### Given records
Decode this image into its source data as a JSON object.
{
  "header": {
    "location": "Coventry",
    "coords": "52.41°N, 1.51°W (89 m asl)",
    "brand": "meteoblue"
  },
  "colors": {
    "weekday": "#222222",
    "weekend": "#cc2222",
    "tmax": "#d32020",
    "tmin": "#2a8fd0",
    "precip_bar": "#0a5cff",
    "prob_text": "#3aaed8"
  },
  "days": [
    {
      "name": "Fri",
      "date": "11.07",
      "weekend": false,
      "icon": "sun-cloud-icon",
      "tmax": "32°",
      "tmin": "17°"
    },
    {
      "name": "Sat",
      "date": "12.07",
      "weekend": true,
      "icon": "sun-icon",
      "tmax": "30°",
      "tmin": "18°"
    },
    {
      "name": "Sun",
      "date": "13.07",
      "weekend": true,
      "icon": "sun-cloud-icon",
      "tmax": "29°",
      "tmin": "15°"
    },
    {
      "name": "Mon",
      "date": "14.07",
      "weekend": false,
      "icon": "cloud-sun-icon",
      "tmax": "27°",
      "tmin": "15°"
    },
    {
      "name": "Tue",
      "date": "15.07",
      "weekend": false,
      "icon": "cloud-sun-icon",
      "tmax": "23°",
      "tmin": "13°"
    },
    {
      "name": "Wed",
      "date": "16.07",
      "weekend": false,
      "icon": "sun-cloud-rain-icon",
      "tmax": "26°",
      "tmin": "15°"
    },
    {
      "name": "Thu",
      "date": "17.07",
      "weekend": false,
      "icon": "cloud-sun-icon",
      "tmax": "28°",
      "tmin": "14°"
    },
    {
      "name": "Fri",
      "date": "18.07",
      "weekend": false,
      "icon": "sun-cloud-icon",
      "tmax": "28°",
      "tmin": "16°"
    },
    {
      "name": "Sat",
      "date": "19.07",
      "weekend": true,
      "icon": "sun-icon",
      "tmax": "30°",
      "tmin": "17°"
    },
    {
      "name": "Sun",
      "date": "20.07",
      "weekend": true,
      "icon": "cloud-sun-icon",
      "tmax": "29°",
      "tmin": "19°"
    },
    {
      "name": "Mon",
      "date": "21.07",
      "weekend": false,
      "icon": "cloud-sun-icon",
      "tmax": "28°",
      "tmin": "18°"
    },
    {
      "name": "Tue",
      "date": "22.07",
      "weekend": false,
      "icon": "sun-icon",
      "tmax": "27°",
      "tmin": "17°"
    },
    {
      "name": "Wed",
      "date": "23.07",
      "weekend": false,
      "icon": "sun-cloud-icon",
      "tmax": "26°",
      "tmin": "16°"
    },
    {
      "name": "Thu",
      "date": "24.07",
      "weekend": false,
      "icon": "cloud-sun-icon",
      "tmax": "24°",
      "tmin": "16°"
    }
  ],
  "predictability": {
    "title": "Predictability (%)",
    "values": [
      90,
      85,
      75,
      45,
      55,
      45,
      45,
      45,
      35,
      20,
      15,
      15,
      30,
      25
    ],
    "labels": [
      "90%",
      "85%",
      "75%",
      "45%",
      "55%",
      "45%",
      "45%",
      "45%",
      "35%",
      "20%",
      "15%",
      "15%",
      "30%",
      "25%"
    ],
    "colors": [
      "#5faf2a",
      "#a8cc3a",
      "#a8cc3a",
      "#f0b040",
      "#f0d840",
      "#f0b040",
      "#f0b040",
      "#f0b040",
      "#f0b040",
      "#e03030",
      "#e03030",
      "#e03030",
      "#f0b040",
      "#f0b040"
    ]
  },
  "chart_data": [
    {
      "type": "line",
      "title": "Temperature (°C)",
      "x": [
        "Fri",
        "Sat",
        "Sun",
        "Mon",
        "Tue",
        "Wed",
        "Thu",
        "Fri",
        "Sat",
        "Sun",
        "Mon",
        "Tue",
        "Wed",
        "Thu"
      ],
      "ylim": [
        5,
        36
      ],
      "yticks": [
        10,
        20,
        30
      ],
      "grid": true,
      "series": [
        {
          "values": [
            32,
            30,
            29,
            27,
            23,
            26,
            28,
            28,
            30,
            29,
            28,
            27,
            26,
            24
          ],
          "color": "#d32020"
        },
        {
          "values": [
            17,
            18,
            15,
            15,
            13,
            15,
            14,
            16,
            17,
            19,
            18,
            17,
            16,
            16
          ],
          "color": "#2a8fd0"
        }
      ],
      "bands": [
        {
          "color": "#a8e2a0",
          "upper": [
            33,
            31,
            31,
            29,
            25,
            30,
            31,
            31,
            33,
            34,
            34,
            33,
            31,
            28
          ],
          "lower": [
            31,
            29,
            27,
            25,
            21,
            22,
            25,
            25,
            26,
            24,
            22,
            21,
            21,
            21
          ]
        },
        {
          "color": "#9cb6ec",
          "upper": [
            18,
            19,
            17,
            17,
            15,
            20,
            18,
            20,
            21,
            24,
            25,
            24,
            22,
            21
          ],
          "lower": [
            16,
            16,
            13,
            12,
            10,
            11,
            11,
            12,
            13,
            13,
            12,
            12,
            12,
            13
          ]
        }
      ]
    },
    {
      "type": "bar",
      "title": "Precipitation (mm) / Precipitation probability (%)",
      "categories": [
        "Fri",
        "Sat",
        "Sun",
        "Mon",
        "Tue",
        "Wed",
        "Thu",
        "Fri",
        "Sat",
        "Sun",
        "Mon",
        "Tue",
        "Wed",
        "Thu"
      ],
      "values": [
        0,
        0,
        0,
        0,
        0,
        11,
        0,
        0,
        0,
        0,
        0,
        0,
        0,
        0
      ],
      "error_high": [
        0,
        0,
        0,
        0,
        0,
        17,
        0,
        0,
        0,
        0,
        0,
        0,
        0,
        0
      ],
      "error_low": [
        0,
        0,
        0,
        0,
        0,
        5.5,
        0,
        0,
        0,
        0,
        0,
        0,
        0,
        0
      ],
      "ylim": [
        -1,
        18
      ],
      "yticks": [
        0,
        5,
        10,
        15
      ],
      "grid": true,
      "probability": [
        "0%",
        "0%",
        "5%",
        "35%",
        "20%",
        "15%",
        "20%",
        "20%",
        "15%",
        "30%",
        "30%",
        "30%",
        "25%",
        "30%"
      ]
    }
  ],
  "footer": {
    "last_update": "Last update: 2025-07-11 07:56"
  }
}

### Stated task
Read the entries above, then pull out the lines that include "title".

### Answer in full
    "title": "Predictability (%)",
      "title": "Temperature (°C)",
      "title": "Precipitation (mm) / Precipitation probability (%)",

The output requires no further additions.